### Exercise description:
Find every line in the records below that contains the word "Output", and copy each such line.

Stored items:
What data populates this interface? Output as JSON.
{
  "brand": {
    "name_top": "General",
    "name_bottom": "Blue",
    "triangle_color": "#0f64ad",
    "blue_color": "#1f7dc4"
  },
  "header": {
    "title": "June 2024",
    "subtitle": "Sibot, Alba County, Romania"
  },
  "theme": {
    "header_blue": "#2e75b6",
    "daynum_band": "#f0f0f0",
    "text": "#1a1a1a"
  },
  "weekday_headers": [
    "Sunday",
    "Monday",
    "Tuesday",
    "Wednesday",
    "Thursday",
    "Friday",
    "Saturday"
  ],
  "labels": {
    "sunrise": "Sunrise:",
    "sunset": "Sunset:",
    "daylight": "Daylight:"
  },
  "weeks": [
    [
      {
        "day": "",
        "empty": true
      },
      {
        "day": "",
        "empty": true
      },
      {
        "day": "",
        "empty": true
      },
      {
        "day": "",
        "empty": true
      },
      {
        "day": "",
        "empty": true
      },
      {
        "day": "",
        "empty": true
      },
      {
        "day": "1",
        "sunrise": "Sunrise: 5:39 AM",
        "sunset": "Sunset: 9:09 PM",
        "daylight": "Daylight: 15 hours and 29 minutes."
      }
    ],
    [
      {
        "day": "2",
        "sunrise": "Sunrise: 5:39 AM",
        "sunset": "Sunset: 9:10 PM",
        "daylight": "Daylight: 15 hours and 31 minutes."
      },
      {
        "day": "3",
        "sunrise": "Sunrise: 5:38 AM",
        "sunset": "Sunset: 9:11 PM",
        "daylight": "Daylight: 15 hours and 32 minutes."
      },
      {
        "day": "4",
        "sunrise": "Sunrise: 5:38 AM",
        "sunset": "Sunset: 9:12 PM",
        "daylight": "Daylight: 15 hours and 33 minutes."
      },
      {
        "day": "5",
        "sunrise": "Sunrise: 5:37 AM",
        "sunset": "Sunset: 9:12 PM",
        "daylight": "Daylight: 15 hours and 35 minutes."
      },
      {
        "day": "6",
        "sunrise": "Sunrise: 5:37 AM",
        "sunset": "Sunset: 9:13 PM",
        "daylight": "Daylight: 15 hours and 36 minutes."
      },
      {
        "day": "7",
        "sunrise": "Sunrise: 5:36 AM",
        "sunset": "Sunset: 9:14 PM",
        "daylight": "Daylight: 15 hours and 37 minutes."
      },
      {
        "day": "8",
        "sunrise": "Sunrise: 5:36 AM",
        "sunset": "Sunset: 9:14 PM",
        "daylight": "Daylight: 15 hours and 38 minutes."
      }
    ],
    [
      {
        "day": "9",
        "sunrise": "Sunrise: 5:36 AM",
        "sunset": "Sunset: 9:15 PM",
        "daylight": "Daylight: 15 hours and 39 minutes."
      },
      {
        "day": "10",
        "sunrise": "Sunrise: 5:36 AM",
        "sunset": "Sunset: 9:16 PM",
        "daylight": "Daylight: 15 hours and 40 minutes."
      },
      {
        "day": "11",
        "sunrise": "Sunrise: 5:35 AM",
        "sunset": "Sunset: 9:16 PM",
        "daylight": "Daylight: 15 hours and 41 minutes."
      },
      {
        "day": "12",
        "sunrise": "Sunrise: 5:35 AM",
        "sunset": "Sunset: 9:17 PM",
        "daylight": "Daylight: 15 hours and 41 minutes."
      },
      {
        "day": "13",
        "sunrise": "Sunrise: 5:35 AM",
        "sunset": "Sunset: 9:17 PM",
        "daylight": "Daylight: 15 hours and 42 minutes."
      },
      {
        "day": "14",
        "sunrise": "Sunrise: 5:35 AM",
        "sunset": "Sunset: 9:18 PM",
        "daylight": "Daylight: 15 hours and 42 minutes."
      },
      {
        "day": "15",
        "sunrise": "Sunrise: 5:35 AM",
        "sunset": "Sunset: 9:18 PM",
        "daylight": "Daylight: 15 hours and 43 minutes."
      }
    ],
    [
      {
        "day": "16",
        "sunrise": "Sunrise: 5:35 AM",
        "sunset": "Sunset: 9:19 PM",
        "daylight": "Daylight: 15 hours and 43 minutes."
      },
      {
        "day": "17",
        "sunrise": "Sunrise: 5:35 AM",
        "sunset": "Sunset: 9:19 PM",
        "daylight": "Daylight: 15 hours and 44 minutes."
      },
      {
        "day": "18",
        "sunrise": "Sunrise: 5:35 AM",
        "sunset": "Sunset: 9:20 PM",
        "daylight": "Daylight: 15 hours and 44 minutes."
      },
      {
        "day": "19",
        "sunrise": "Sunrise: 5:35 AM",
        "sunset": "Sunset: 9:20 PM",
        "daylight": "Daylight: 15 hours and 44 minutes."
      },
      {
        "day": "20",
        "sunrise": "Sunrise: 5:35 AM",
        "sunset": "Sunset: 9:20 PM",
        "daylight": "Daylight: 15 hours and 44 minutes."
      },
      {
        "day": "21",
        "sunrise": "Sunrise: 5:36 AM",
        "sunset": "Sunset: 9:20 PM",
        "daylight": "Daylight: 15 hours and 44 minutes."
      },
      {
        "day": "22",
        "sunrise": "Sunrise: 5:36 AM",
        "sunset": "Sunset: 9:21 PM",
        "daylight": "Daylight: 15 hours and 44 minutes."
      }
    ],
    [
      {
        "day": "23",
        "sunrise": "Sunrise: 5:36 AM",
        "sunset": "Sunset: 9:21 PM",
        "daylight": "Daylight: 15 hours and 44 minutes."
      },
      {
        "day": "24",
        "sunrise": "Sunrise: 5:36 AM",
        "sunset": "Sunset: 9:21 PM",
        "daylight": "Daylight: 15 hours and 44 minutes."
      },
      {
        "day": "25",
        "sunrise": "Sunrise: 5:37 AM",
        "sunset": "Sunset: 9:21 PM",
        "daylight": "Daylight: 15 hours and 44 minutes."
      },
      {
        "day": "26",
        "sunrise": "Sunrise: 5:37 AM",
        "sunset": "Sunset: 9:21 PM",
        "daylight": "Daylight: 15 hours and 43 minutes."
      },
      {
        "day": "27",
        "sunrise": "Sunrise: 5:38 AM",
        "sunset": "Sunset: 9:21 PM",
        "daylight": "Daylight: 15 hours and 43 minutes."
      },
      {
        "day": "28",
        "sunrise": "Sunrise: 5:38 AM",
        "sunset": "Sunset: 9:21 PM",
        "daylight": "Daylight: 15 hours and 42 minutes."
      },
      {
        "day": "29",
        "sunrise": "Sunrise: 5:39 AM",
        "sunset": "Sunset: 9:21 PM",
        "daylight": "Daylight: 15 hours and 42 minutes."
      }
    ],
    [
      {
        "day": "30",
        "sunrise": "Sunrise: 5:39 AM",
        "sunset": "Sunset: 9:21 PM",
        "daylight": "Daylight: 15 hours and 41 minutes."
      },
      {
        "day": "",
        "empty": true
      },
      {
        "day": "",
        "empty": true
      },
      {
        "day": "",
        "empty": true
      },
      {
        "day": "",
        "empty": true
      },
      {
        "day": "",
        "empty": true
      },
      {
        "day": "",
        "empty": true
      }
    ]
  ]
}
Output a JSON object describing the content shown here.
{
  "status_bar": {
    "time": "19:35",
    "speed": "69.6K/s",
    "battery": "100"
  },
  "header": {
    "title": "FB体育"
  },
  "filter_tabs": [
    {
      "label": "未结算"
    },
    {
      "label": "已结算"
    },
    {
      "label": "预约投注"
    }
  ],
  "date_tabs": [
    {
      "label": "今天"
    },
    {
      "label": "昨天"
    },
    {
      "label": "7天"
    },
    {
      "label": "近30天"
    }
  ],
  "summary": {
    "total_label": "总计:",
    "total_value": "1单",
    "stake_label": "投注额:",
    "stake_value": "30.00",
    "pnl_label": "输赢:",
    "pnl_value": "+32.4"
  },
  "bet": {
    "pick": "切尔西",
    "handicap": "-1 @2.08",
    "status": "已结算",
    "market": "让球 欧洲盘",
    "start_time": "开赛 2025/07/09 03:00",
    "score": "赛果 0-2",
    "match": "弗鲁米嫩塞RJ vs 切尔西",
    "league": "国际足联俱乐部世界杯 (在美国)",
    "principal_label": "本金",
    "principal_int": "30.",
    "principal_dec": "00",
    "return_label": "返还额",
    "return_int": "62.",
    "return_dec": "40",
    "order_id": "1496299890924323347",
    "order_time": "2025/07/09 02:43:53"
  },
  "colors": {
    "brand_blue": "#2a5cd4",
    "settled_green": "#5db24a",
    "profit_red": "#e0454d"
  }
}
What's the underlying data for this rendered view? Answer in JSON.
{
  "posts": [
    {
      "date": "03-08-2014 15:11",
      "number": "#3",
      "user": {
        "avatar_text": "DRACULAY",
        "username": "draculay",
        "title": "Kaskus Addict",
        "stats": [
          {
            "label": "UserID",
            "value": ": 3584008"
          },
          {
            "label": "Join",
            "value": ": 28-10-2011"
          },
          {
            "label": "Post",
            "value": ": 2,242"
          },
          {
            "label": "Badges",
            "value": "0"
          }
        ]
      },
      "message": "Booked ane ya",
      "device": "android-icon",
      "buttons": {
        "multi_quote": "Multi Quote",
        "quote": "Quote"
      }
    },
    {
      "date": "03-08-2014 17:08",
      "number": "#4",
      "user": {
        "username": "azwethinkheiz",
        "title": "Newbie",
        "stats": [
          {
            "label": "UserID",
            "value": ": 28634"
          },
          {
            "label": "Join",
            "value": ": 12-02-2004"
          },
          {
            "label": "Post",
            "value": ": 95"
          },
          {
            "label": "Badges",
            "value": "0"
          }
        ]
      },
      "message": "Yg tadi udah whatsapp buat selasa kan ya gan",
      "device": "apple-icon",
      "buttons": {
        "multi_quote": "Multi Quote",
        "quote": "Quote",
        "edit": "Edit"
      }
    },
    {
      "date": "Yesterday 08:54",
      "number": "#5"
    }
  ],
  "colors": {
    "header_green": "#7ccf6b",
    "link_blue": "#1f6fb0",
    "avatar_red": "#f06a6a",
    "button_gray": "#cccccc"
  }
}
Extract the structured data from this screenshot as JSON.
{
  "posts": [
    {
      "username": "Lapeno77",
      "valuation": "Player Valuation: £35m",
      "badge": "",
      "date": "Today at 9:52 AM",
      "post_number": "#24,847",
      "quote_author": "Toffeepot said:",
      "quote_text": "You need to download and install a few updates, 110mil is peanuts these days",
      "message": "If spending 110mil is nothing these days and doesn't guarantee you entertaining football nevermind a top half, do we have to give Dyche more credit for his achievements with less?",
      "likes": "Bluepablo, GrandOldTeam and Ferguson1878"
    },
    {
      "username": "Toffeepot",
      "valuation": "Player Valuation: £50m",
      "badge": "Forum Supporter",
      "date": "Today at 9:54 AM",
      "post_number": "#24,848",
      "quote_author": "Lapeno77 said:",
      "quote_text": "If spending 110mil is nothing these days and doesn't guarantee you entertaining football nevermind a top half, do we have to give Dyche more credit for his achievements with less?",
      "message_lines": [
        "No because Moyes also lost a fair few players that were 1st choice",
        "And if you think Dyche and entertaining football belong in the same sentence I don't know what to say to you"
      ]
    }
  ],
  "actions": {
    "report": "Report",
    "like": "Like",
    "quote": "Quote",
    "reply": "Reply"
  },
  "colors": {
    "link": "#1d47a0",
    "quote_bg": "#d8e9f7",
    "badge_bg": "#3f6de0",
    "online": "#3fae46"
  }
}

### Task answer:
What data populates this interface? Output as JSON.
Output a JSON object describing the content shown here.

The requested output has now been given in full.